■ **Short task**
Write out each entry again. Keep every word exactly as it is.

━━━━━━━━━━

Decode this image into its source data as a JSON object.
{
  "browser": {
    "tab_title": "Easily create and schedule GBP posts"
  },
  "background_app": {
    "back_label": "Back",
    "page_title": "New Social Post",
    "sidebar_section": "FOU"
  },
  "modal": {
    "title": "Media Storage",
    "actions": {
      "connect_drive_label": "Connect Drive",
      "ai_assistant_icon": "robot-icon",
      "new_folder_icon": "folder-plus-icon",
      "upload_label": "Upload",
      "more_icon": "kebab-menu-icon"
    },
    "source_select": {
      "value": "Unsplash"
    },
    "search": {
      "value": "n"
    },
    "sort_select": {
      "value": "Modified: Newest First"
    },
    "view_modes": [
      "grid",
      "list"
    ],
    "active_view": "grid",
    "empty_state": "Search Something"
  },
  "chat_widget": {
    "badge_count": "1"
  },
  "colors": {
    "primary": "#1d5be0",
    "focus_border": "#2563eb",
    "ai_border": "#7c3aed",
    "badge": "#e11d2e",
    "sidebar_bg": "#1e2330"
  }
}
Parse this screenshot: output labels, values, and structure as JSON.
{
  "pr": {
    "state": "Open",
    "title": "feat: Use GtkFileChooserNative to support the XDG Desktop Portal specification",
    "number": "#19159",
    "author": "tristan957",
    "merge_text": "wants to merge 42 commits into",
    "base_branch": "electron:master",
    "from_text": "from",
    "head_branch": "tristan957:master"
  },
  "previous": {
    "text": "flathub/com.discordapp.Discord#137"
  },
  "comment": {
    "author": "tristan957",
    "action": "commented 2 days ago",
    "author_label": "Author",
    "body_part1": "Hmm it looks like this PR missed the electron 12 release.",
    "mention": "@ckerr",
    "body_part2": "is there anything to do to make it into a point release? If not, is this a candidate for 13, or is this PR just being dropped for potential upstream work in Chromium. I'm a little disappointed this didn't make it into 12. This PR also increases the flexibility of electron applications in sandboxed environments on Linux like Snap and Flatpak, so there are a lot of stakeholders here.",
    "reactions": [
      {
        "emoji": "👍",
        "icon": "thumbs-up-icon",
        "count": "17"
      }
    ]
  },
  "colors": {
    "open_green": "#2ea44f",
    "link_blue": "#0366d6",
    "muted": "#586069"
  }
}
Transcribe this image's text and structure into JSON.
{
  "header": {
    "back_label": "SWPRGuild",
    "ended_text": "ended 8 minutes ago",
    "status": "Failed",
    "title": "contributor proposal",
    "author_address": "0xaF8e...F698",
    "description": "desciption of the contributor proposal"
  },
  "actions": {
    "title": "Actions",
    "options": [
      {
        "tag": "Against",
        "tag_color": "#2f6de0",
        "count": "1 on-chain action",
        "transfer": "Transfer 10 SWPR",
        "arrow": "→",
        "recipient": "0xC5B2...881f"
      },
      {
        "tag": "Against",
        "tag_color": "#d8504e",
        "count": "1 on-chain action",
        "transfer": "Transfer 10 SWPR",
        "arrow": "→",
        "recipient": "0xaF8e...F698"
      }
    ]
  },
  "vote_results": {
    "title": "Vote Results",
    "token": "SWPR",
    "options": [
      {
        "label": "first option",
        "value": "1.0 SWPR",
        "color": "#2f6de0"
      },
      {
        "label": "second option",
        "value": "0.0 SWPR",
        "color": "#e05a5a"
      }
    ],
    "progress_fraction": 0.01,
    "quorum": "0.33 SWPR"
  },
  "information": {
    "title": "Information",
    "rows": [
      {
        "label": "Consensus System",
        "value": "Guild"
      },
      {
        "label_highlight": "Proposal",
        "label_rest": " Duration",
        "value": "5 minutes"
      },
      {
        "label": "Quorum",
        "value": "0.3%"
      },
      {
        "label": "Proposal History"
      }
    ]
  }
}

━━━━━━━━━━

■ **Written response**
Decode this image into its source data as a JSON object.
{
  "browser": {
    "tab_title": "Easily create and schedule GBP posts"
  },
  "background_app": {
    "back_label": "Back",
    "page_title": "New Social Post",
    "sidebar_section": "FOU"
  },
  "modal": {
    "title": "Media Storage",
    "actions": {
      "connect_drive_label": "Connect Drive",
      "ai_assistant_icon": "robot-icon",
      "new_folder_icon": "folder-plus-icon",
      "upload_label": "Upload",
      "more_icon": "kebab-menu-icon"
    },
    "source_select": {
      "value": "Unsplash"
    },
    "search": {
      "value": "n"
    },
    "sort_select": {
      "value": "Modified: Newest First"
    },
    "view_modes": [
      "grid",
      "list"
    ],
    "active_view": "grid",
    "empty_state": "Search Something"
  },
  "chat_widget": {
    "badge_count": "1"
  },
  "colors": {
    "primary": "#1d5be0",
    "focus_border": "#2563eb",
    "ai_border": "#7c3aed",
    "badge": "#e11d2e",
    "sidebar_bg": "#1e2330"
  }
}
Parse this screenshot: output labels, values, and structure as JSON.
{
  "pr": {
    "state": "Open",
    "title": "feat: Use GtkFileChooserNative to support the XDG Desktop Portal specification",
    "number": "#19159",
    "author": "tristan957",
    "merge_text": "wants to merge 42 commits into",
    "base_branch": "electron:master",
    "from_text": "from",
    "head_branch": "tristan957:master"
  },
  "previous": {
    "text": "flathub/com.discordapp.Discord#137"
  },
  "comment": {
    "author": "tristan957",
    "action": "commented 2 days ago",
    "author_label": "Author",
    "body_part1": "Hmm it looks like this PR missed the electron 12 release.",
    "mention": "@ckerr",
    "body_part2": "is there anything to do to make it into a point release? If not, is this a candidate for 13, or is this PR just being dropped for potential upstream work in Chromium. I'm a little disappointed this didn't make it into 12. This PR also increases the flexibility of electron applications in sandboxed environments on Linux like Snap and Flatpak, so there are a lot of stakeholders here.",
    "reactions": [
      {
        "emoji": "👍",
        "icon": "thumbs-up-icon",
        "count": "17"
      }
    ]
  },
  "colors": {
    "open_green": "#2ea44f",
    "link_blue": "#0366d6",
    "muted": "#586069"
  }
}
Transcribe this image's text and structure into JSON.
{
  "header": {
    "back_label": "SWPRGuild",
    "ended_text": "ended 8 minutes ago",
    "status": "Failed",
    "title": "contributor proposal",
    "author_address": "0xaF8e...F698",
    "description": "desciption of the contributor proposal"
  },
  "actions": {
    "title": "Actions",
    "options": [
      {
        "tag": "Against",
        "tag_color": "#2f6de0",
        "count": "1 on-chain action",
        "transfer": "Transfer 10 SWPR",
        "arrow": "→",
        "recipient": "0xC5B2...881f"
      },
      {
        "tag": "Against",
        "tag_color": "#d8504e",
        "count": "1 on-chain action",
        "transfer": "Transfer 10 SWPR",
        "arrow": "→",
        "recipient": "0xaF8e...F698"
      }
    ]
  },
  "vote_results": {
    "title": "Vote Results",
    "token": "SWPR",
    "options": [
      {
        "label": "first option",
        "value": "1.0 SWPR",
        "color": "#2f6de0"
      },
      {
        "label": "second option",
        "value": "0.0 SWPR",
        "color": "#e05a5a"
      }
    ],
    "progress_fraction": 0.01,
    "quorum": "0.33 SWPR"
  },
  "information": {
    "title": "Information",
    "rows": [
      {
        "label": "Consensus System",
        "value": "Guild"
      },
      {
        "label_highlight": "Proposal",
        "label_rest": " Duration",
        "value": "5 minutes"
      },
      {
        "label": "Quorum",
        "value": "0.3%"
      },
      {
        "label": "Proposal History"
      }
    ]
  }
}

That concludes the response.